Stored data:
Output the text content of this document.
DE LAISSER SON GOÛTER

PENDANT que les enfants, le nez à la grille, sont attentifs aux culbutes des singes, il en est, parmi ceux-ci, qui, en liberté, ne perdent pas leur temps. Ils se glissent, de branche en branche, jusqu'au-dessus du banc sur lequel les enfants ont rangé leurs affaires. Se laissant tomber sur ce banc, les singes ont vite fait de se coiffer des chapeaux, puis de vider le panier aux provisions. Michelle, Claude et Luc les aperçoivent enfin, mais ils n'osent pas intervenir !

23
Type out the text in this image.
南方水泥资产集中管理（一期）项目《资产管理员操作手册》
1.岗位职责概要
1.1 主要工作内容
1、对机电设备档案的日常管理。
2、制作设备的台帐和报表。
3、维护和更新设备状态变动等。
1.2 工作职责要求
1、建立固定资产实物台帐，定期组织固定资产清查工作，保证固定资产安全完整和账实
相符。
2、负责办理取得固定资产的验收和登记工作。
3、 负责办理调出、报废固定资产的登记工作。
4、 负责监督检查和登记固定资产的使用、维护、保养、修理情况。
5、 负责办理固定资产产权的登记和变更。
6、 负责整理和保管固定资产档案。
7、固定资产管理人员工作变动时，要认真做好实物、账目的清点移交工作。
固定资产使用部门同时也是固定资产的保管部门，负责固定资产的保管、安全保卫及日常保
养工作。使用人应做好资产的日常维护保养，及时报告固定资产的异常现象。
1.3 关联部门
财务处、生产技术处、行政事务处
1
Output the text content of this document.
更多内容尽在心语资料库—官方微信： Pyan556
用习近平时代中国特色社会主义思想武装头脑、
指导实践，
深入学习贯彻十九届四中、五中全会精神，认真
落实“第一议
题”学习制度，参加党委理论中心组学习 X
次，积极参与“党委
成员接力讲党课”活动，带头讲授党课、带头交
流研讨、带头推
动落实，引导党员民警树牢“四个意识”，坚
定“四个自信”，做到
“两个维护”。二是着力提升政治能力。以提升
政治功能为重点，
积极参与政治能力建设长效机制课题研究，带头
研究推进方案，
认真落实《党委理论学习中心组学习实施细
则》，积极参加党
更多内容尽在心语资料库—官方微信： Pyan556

==

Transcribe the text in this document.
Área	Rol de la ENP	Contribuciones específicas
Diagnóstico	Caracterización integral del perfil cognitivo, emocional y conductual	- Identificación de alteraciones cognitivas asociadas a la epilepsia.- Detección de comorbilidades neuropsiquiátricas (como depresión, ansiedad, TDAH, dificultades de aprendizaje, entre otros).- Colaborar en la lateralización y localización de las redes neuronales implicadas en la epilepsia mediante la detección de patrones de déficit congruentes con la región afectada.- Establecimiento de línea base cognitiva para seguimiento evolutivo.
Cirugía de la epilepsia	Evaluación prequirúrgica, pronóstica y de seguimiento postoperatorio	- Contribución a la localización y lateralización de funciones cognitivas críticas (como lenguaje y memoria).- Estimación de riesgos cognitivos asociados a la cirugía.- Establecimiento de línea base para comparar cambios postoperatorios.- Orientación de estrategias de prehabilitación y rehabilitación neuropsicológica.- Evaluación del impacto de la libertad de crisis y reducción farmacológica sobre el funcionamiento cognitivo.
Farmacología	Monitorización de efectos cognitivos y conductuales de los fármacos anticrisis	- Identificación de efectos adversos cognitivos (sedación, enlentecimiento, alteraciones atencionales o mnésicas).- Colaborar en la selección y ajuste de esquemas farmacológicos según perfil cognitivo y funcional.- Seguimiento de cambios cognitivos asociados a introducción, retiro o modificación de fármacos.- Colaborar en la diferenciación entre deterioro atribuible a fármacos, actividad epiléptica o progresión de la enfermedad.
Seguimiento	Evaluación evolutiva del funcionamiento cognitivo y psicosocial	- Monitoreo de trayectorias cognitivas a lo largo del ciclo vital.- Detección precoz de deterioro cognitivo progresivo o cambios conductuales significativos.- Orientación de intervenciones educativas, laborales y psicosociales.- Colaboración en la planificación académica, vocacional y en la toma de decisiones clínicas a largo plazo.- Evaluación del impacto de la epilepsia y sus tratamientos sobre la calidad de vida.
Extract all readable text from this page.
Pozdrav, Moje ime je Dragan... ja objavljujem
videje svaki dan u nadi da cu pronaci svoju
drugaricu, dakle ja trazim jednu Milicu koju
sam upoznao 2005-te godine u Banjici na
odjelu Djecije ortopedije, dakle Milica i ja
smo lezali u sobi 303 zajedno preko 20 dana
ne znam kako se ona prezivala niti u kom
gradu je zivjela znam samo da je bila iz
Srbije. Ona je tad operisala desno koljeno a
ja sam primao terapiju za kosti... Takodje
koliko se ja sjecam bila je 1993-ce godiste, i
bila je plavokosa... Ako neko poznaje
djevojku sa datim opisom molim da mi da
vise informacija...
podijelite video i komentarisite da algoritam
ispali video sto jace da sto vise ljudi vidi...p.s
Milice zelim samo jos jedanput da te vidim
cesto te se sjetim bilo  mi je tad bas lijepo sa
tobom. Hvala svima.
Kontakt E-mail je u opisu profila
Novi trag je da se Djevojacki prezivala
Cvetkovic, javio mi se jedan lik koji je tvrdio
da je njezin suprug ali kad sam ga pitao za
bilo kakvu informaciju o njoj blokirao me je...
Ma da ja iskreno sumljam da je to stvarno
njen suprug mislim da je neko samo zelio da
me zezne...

--

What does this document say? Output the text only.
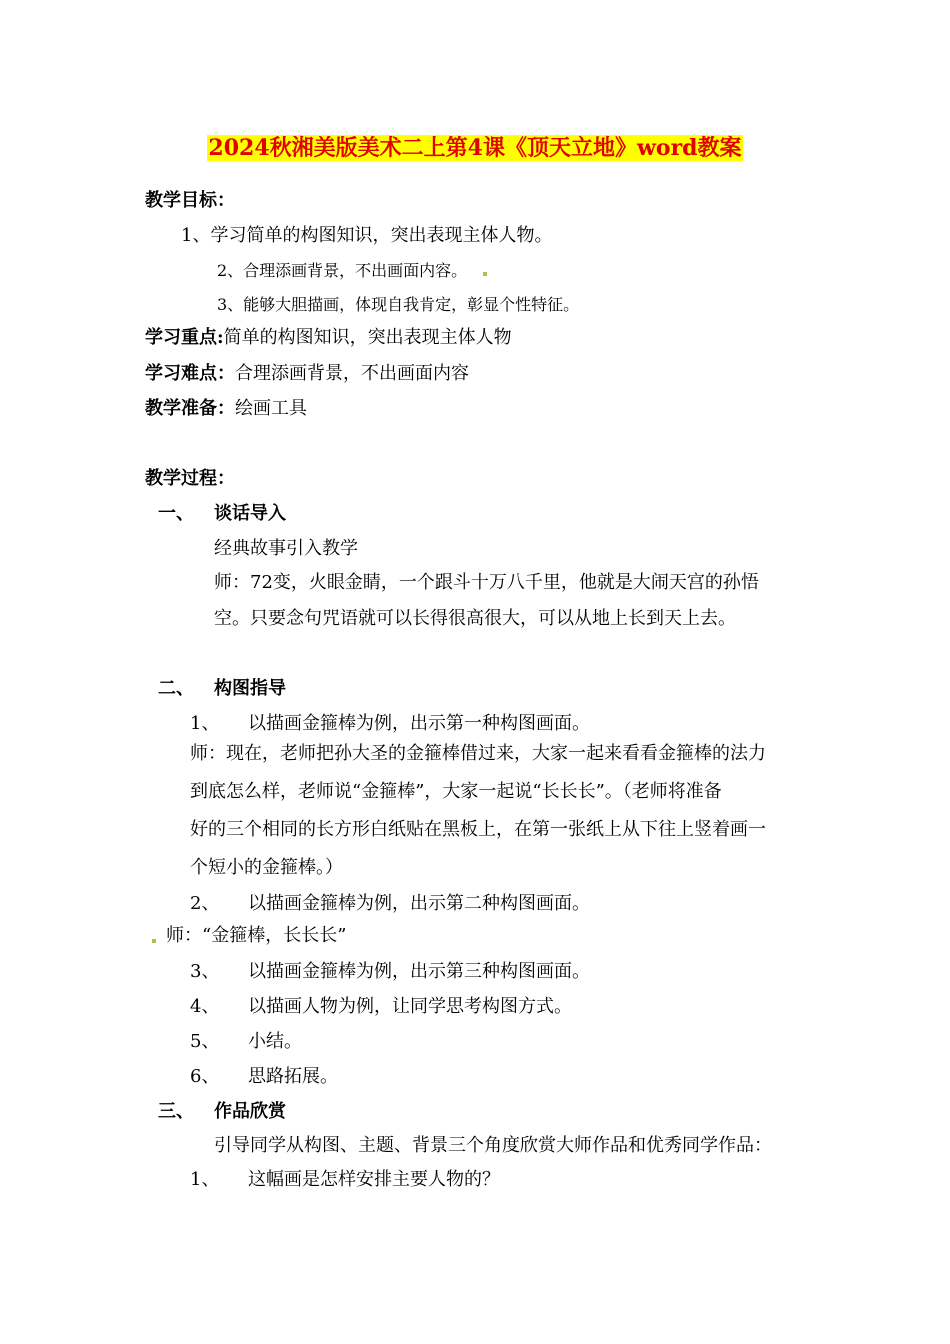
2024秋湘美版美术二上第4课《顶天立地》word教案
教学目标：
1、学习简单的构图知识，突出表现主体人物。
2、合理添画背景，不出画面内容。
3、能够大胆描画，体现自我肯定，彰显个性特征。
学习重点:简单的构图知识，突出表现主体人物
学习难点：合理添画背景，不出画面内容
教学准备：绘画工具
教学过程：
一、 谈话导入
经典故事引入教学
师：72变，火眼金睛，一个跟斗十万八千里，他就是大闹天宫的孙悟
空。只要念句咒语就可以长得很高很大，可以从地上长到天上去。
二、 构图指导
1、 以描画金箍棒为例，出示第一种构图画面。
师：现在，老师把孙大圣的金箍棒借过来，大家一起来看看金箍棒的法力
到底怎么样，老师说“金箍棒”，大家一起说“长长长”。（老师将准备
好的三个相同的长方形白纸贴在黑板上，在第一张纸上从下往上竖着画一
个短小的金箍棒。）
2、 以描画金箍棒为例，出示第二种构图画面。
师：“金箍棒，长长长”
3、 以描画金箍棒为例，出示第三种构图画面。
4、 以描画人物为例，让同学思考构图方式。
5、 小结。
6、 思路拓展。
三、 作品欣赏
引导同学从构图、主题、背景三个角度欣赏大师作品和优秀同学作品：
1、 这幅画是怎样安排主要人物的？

Aim of the exercise: Scan the data above and copy every line with "neko" in it.

Response:
bila je plavokosa... Ako neko poznaje
njen suprug mislim da je neko samo zelio da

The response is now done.